## Requirement
Show every line that has the string "二甲基环己胺" in it.
★ ★ ★ ★
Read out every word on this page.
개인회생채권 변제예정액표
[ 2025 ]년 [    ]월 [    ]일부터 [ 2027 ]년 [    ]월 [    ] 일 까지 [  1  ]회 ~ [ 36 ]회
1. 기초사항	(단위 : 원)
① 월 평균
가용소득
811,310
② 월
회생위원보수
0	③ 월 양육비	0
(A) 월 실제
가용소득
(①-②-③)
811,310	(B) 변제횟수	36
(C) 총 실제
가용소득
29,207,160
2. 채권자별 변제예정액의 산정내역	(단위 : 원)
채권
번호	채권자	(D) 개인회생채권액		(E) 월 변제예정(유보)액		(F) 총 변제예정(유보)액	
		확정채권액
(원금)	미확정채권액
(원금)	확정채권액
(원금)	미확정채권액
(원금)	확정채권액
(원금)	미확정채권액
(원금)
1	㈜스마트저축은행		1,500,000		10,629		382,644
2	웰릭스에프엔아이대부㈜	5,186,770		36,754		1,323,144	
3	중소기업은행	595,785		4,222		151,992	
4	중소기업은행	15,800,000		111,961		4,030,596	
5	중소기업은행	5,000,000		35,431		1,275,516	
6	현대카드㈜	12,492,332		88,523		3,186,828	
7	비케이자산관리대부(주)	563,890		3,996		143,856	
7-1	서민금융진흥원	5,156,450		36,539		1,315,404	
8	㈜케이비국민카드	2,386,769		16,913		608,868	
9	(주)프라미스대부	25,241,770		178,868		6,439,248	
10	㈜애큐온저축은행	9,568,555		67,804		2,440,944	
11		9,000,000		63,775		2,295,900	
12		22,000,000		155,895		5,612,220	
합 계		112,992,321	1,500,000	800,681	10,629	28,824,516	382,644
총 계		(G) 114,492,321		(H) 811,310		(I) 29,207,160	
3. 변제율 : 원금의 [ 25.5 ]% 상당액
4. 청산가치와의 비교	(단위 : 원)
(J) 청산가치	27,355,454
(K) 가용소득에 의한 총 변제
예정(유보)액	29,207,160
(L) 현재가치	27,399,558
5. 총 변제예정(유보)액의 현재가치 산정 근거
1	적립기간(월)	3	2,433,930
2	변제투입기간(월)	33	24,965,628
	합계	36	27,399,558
★ ★ ★ ★
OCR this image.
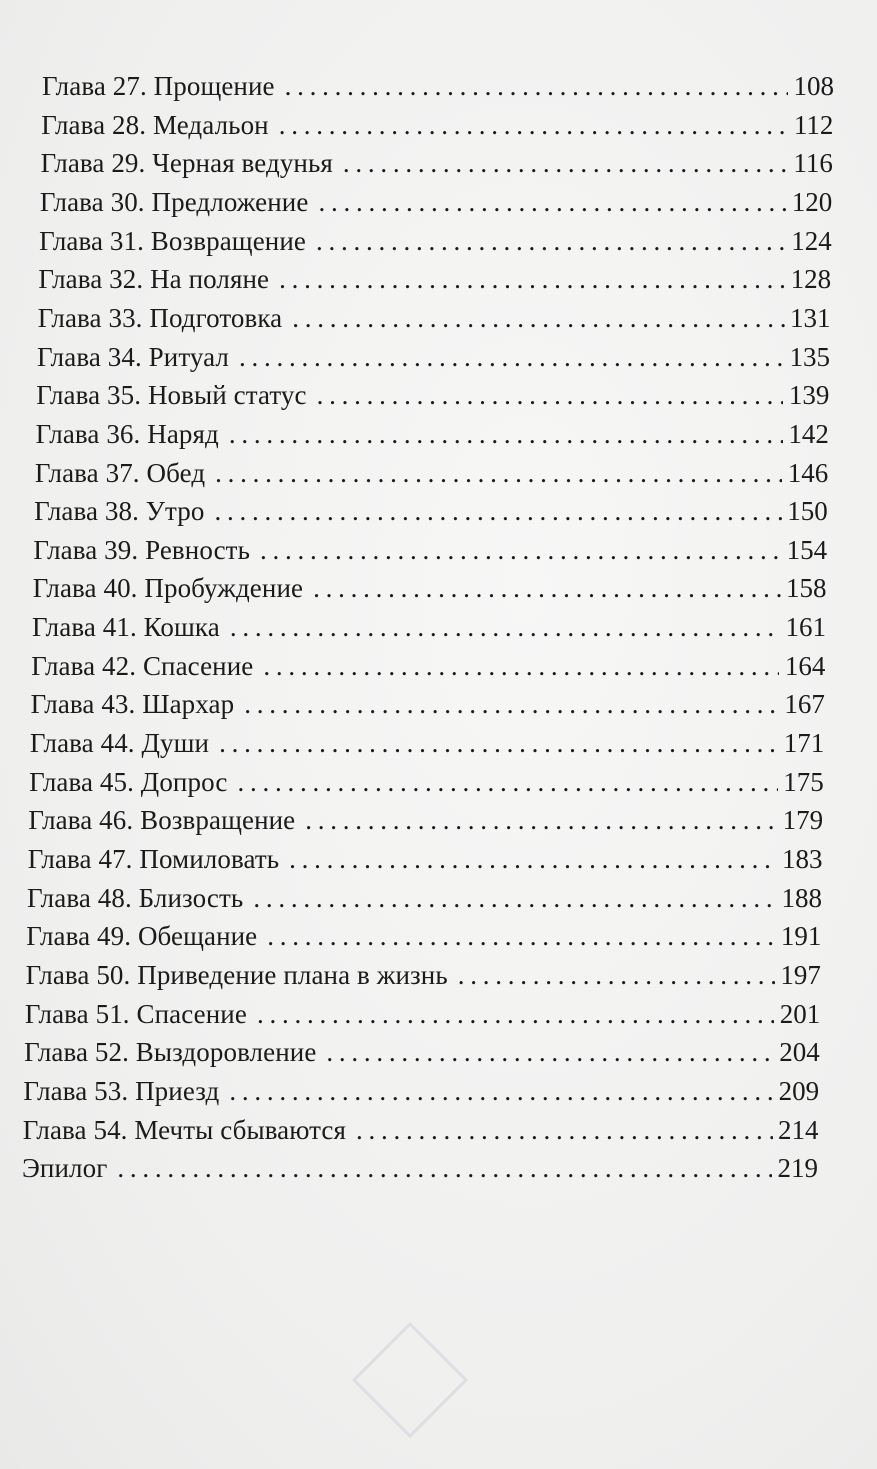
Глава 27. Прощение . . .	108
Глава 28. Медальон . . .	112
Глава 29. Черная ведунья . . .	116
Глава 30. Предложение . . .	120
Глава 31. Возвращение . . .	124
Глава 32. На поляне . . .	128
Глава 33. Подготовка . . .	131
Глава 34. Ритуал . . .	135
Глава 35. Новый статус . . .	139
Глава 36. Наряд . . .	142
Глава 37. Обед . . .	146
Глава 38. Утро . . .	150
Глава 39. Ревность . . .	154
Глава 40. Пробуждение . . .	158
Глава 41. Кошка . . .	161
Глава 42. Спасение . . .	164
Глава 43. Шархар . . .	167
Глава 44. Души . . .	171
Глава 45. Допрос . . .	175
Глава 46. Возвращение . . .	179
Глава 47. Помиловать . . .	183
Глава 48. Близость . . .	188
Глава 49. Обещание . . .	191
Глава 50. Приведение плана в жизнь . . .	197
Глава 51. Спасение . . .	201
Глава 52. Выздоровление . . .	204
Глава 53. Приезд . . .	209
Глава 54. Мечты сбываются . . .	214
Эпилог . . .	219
★ ★ ★ ★
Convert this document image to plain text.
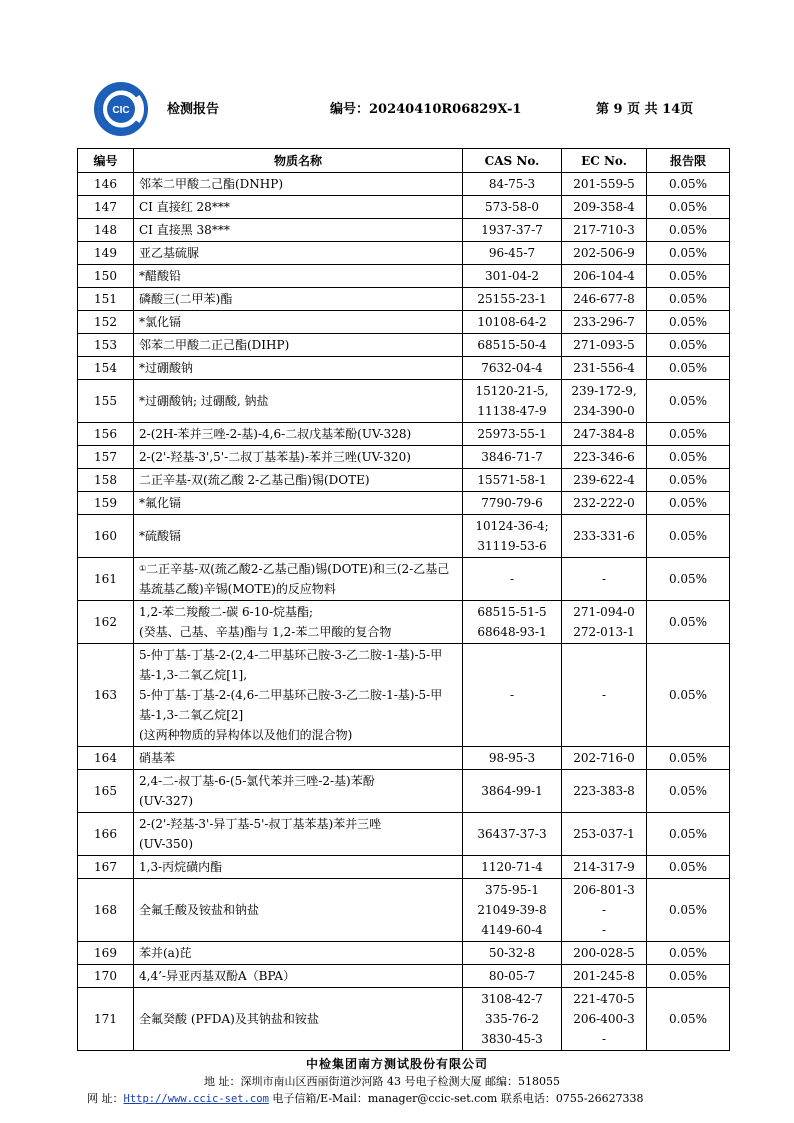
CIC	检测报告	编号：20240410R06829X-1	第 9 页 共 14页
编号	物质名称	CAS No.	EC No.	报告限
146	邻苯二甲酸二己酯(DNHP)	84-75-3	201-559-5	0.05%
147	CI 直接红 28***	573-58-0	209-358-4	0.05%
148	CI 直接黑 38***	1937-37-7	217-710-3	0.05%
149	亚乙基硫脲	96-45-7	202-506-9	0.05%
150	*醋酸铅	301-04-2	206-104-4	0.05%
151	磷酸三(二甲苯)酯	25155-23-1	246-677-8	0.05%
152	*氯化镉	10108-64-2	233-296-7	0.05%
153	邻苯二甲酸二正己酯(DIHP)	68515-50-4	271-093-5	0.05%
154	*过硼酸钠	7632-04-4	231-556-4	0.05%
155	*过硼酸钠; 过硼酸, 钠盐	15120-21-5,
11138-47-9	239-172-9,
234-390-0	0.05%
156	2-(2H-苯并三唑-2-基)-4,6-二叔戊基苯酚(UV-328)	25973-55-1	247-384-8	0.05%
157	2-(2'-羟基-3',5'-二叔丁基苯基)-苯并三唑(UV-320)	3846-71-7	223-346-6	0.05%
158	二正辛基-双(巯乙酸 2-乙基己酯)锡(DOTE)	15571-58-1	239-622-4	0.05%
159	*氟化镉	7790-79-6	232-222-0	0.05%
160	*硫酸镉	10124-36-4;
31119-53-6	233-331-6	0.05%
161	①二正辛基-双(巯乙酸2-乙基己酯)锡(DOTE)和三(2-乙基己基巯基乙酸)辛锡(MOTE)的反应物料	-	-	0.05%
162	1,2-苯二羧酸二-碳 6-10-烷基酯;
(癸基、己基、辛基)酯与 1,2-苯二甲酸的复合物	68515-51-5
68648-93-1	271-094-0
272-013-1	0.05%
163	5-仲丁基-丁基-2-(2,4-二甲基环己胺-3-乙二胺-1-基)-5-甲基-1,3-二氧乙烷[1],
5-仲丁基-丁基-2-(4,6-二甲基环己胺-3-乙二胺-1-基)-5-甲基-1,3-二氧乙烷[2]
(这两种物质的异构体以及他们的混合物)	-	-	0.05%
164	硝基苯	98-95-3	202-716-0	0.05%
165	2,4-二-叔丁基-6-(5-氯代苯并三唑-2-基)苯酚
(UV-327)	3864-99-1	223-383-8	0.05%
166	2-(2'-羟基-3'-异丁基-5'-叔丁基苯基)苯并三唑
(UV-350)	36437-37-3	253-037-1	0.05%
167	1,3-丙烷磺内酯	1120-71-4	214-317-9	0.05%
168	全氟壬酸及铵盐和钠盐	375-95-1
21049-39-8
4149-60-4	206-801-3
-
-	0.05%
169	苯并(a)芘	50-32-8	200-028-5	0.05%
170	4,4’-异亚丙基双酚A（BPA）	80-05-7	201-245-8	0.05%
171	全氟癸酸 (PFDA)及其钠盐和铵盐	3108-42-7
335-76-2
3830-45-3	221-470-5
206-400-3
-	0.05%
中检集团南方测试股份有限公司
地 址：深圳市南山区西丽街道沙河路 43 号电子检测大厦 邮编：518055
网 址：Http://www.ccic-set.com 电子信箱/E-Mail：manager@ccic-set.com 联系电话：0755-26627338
★ ★ ★ ★
## Final result
163	5-仲丁基-丁基-2-(2,4-二甲基环己胺-3-乙二胺-1-基)-5-甲基-1,3-二氧乙烷[1],
5-仲丁基-丁基-2-(4,6-二甲基环己胺-3-乙二胺-1-基)-5-甲基-1,3-二氧乙烷[2]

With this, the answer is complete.